### What to produce
Pull out every line below that contains the word "heart".

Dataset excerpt
'''
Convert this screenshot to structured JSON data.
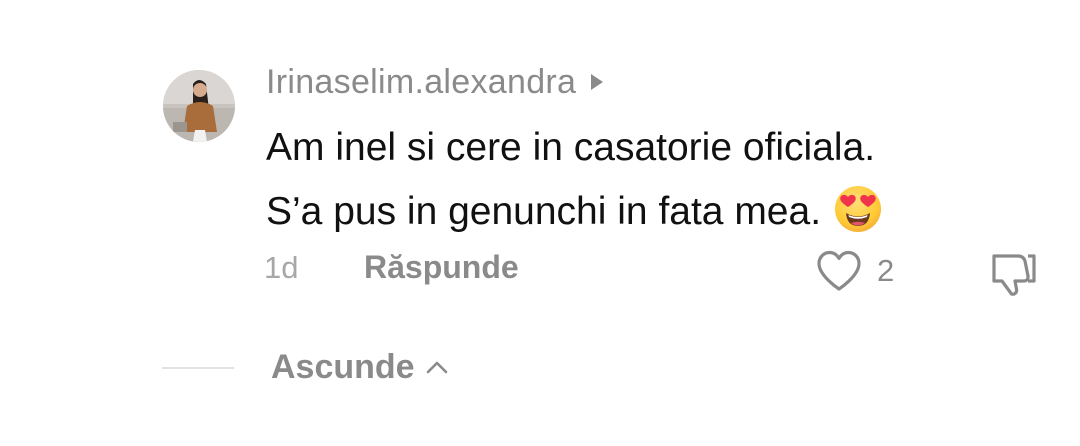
{
  "comment": {
    "avatar_icon": "user-avatar-photo",
    "username": "Irinaselim.alexandra",
    "username_caret_icon": "caret-right-icon",
    "text_lines": [
      "Am inel si cere in casatorie oficiala.",
      "S’a pus in genunchi in fata mea."
    ],
    "emoji_icon": "heart-eyes-emoji",
    "time": "1d",
    "reply_label": "Răspunde",
    "like_icon": "heart-outline-icon",
    "like_count": "2",
    "dislike_icon": "thumbs-down-outline-icon"
  },
  "thread": {
    "hide_label": "Ascunde",
    "hide_icon": "chevron-up-icon"
  },
  "colors": {
    "background": "#ffffff",
    "username": "#8a8a8a",
    "comment_text": "#111111",
    "meta_text": "#a7a7a7",
    "divider": "#e3e3e3"
  }
}
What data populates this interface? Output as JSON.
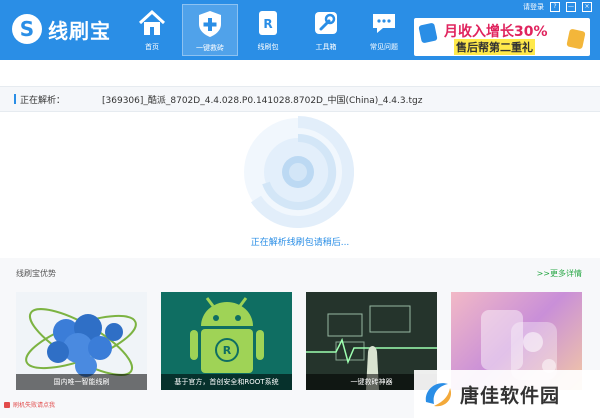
{
  "app": {
    "logo_letter": "S",
    "title": "线刷宝"
  },
  "nav": [
    {
      "label": "首页",
      "icon": "home-icon"
    },
    {
      "label": "一键救砖",
      "icon": "shield-plus-icon"
    },
    {
      "label": "线刷包",
      "icon": "package-icon"
    },
    {
      "label": "工具箱",
      "icon": "wrench-icon"
    },
    {
      "label": "常见问题",
      "icon": "chat-icon"
    }
  ],
  "banner": {
    "line1": "月收入增长30%",
    "line2": "售后帮第二重礼"
  },
  "top_tools": {
    "login": "请登录",
    "help": "?",
    "minimize": "—",
    "close": "×"
  },
  "parse": {
    "label": "正在解析：",
    "file": "[369306]_酷派_8702D_4.4.028.P0.141028.8702D_中国(China)_4.4.3.tgz"
  },
  "status_text": "正在解析线刷包请稍后...",
  "advantages": {
    "title": "线刷宝优势",
    "more": ">>更多详情",
    "cards": [
      {
        "caption": "国内唯一智能线刷"
      },
      {
        "caption": "基于官方，首创安全和ROOT系统"
      },
      {
        "caption": "一键救砖神器"
      },
      {
        "caption": ""
      }
    ]
  },
  "footer": {
    "status": "刷机失败请点我"
  },
  "watermark": {
    "text": "唐佳软件园"
  },
  "colors": {
    "brand": "#2a8ee6",
    "accent_green": "#28a745",
    "error": "#e24b4b"
  }
}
'''
### Expected answer
    "emoji_icon": "heart-eyes-emoji",
    "like_icon": "heart-outline-icon",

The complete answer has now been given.